> Set task:
Among the entries below, find the lines with "AndroidManifest" and copy them.

> Exercise inputs:
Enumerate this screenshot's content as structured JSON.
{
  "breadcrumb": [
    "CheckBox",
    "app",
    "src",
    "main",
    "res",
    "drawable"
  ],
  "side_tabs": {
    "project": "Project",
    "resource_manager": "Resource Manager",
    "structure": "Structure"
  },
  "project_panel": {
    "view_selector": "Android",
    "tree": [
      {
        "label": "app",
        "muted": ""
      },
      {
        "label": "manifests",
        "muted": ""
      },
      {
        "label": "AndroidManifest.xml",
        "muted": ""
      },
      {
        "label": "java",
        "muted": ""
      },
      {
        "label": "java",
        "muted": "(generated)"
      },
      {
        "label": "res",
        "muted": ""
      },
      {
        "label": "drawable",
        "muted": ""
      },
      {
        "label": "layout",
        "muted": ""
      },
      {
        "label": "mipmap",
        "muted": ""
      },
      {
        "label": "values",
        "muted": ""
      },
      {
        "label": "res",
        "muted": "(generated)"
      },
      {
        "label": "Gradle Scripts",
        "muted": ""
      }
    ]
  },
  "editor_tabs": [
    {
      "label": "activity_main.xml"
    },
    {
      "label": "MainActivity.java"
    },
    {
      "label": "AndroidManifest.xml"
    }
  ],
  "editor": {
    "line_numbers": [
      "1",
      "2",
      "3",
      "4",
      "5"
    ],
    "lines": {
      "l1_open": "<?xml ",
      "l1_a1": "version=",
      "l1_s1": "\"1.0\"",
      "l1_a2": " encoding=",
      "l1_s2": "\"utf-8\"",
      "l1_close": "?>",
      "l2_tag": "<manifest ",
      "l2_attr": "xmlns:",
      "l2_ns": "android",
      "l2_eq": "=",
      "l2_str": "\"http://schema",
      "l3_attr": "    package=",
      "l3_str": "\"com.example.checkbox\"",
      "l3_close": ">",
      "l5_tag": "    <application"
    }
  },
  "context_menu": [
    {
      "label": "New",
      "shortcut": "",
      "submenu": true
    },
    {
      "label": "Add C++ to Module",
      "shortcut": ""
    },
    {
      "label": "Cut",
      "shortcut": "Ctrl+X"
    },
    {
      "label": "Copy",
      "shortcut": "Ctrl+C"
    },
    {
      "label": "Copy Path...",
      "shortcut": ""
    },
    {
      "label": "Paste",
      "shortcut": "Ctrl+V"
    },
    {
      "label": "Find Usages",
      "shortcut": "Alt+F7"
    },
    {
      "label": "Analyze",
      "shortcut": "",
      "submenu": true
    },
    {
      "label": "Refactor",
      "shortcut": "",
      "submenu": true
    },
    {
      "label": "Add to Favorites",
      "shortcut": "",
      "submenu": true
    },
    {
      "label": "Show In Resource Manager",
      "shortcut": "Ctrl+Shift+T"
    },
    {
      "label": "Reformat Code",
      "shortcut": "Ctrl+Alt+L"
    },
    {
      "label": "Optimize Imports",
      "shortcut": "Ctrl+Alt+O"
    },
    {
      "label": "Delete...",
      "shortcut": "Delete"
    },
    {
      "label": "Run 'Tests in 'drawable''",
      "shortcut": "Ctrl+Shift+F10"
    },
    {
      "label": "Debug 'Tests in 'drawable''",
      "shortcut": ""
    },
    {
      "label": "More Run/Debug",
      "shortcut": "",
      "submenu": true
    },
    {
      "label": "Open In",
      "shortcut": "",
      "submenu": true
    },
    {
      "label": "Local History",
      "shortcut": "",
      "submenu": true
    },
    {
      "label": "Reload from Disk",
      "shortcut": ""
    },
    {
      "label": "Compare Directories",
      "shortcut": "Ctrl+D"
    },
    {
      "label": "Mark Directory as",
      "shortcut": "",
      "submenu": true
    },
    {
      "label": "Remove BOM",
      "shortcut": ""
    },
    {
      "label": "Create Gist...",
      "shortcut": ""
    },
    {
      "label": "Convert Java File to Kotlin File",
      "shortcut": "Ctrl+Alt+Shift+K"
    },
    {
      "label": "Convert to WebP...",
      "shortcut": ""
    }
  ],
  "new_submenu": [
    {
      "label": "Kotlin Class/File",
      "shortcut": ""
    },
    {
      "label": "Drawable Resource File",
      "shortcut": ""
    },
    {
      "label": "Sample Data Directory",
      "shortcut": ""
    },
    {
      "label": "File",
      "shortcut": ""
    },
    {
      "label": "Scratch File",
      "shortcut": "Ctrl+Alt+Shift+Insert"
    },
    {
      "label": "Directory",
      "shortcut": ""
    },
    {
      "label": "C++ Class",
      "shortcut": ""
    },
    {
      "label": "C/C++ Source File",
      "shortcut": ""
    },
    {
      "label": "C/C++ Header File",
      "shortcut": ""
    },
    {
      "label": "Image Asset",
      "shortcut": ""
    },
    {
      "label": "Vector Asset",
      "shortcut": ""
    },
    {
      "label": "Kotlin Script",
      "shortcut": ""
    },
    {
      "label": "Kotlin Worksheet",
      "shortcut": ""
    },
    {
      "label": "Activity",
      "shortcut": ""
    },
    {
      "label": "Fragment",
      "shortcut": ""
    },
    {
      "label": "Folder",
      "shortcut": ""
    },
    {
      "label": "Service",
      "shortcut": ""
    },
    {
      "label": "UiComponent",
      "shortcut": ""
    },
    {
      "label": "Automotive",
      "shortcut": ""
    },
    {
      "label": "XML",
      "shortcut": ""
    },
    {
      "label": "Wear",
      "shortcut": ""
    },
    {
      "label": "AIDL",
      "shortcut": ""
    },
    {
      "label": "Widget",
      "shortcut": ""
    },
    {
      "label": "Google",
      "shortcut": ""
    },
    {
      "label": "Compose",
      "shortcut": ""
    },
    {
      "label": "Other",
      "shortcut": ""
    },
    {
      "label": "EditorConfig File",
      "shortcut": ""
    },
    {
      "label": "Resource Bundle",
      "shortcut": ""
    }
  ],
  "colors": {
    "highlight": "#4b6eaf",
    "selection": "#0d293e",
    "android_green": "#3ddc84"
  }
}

> Full output:
        "label": "AndroidManifest.xml",
      "label": "AndroidManifest.xml"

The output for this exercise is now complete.